Data items
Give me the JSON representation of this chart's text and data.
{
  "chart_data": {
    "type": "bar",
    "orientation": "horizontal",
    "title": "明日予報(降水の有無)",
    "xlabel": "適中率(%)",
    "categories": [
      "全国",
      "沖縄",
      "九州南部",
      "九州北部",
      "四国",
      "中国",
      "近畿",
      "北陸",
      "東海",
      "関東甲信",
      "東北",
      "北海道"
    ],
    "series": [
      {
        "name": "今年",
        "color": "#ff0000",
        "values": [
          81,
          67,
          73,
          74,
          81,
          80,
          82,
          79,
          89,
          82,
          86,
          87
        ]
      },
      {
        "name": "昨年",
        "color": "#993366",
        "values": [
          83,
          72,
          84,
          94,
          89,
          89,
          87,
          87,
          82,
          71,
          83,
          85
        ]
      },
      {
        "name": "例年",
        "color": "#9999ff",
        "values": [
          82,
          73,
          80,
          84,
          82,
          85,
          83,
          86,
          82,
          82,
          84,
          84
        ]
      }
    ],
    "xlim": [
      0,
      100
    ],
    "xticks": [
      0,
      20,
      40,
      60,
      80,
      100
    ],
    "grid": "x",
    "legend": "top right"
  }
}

● Exercise aim:
Only lines with the word "color" should be collected from the material.

● Output:
        "color": "#ff0000",
        "color": "#993366",
        "color": "#9999ff",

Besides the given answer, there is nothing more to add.